_PROBLEM REQUIREMENTS_
Which lines contain the string "true"? Please list every one of them.
━━━ DATASET RECORDS
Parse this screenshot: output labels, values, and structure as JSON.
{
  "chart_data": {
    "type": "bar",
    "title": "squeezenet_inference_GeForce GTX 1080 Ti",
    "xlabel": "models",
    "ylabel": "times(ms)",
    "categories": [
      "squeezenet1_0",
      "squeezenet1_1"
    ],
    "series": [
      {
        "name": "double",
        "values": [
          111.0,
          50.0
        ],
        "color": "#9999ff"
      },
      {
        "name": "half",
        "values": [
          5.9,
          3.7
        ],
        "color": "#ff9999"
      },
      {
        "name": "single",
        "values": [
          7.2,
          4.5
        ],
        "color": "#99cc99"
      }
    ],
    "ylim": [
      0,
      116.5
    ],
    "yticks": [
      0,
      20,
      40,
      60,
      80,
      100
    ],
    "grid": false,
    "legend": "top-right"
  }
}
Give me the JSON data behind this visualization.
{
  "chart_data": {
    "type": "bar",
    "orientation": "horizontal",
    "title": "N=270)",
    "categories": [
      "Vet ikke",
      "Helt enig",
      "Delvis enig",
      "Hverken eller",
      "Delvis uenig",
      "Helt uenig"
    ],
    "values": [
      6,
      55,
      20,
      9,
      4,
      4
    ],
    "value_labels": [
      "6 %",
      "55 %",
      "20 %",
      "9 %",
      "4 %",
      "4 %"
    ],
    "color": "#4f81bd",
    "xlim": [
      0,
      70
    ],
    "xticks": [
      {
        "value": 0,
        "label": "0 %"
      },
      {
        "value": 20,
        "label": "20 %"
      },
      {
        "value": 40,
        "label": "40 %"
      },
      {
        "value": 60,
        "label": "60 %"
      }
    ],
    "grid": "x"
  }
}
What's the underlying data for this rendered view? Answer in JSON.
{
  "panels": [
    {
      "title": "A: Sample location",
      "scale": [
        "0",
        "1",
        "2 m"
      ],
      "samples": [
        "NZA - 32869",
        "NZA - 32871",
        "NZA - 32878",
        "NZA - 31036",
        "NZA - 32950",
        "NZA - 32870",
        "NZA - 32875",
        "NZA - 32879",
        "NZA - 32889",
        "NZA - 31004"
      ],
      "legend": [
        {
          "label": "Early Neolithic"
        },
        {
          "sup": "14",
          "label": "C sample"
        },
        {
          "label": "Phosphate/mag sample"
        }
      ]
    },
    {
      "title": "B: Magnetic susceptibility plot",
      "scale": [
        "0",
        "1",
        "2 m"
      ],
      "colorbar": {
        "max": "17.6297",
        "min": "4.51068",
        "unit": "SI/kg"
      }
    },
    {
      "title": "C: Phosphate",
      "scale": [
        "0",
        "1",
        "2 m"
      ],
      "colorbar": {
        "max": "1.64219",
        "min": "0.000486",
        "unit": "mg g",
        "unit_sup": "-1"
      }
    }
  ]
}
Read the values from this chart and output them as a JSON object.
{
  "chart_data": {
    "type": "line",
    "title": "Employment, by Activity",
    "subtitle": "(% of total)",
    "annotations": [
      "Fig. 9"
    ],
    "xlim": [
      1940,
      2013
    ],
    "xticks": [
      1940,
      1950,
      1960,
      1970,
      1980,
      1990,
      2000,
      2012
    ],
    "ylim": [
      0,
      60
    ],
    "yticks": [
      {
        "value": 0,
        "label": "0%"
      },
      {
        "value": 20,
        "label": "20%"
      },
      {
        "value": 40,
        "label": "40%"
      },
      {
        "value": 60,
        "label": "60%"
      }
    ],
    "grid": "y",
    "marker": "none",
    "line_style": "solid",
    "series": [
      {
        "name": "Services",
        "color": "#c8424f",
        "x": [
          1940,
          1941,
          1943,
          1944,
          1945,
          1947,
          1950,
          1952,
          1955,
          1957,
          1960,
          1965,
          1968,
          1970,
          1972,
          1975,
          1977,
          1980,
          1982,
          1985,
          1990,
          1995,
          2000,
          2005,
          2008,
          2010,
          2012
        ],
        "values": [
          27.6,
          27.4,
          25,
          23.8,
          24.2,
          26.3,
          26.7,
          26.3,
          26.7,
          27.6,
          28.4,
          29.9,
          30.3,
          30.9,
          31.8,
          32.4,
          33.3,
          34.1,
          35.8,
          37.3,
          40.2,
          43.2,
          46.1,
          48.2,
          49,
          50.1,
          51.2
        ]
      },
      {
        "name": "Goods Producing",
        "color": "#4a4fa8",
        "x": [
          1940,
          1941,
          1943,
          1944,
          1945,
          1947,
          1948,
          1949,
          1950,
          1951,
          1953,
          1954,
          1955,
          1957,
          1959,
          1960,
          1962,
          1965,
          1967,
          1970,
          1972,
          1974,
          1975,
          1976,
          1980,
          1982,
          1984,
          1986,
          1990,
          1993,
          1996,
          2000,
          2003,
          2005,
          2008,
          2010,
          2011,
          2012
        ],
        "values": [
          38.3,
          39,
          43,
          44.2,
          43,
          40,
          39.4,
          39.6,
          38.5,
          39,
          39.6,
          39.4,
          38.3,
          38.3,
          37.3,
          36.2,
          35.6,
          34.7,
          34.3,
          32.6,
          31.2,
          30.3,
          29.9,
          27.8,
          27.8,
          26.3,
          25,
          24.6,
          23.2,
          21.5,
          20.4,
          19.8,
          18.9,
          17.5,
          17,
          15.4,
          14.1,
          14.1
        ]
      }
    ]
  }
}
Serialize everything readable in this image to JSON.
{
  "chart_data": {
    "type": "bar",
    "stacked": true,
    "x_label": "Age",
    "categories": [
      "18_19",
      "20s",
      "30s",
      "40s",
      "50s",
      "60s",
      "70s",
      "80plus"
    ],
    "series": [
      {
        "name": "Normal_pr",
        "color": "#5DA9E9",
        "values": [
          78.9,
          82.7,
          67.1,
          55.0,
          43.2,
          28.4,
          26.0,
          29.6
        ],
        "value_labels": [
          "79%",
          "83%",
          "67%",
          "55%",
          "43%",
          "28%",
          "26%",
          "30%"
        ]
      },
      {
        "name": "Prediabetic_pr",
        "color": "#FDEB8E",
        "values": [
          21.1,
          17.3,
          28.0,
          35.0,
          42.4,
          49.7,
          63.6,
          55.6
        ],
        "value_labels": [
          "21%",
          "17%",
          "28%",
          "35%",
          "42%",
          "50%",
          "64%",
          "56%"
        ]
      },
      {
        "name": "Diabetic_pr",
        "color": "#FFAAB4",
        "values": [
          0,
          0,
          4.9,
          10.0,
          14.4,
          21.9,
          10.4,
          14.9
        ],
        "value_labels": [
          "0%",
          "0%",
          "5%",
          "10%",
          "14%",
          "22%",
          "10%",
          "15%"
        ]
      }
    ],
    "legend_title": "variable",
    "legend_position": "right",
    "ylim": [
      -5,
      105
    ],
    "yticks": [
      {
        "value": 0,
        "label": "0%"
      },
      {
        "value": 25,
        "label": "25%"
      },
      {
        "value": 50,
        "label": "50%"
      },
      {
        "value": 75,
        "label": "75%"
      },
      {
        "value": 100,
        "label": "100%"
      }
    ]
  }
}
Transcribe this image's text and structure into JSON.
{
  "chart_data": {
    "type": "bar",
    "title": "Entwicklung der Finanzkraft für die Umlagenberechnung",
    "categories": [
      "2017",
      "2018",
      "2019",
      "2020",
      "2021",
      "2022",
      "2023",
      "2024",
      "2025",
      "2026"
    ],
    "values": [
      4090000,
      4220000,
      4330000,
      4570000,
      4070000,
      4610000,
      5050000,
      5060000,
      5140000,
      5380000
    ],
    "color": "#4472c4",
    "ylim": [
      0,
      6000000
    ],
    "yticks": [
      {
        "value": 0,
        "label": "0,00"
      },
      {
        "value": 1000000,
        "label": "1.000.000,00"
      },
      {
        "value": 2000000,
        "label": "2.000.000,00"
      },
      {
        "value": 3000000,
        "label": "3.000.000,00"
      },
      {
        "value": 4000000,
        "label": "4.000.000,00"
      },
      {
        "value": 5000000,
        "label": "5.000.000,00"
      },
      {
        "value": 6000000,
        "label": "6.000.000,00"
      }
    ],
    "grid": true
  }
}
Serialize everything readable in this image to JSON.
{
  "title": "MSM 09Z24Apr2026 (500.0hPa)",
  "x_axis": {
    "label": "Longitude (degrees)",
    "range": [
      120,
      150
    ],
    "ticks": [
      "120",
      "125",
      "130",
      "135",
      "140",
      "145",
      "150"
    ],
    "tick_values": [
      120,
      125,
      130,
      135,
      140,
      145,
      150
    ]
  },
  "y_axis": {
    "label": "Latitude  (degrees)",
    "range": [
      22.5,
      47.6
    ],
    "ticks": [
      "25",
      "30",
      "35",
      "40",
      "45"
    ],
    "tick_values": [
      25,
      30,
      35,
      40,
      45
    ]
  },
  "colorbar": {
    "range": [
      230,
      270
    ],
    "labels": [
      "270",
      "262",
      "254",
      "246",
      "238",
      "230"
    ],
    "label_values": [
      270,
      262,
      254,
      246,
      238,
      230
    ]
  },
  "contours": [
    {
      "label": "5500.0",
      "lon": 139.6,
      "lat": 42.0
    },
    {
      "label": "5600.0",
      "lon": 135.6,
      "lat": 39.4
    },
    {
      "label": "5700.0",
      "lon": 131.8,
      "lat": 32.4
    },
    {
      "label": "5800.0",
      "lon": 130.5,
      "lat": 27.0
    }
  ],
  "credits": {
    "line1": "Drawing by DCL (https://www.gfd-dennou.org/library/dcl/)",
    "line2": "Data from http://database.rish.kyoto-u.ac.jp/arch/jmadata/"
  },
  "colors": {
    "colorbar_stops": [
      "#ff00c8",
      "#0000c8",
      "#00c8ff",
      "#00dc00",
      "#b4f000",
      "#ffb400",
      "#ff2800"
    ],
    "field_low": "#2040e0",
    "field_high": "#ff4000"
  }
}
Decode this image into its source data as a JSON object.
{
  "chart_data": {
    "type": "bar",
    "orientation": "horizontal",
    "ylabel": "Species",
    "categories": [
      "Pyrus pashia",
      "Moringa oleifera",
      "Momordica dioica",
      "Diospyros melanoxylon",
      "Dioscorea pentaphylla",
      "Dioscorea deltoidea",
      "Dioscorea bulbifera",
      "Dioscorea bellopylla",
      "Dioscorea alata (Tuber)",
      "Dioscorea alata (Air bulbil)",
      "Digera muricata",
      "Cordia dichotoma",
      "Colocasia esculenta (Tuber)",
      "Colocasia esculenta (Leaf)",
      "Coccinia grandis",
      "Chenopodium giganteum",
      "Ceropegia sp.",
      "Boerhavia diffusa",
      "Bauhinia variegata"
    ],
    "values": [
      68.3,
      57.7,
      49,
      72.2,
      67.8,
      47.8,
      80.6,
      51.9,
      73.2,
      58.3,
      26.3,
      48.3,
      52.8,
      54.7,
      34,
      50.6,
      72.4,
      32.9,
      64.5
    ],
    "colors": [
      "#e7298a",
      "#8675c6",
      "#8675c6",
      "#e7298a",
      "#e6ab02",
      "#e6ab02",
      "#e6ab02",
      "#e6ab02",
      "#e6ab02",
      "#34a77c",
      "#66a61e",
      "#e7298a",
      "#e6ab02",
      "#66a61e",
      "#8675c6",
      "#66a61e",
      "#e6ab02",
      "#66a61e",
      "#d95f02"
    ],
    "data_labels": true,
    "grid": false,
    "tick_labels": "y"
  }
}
━━━━━━
_RESULT FOR THIS TASK_
    "stacked": true,
    "grid": true
    "data_labels": true,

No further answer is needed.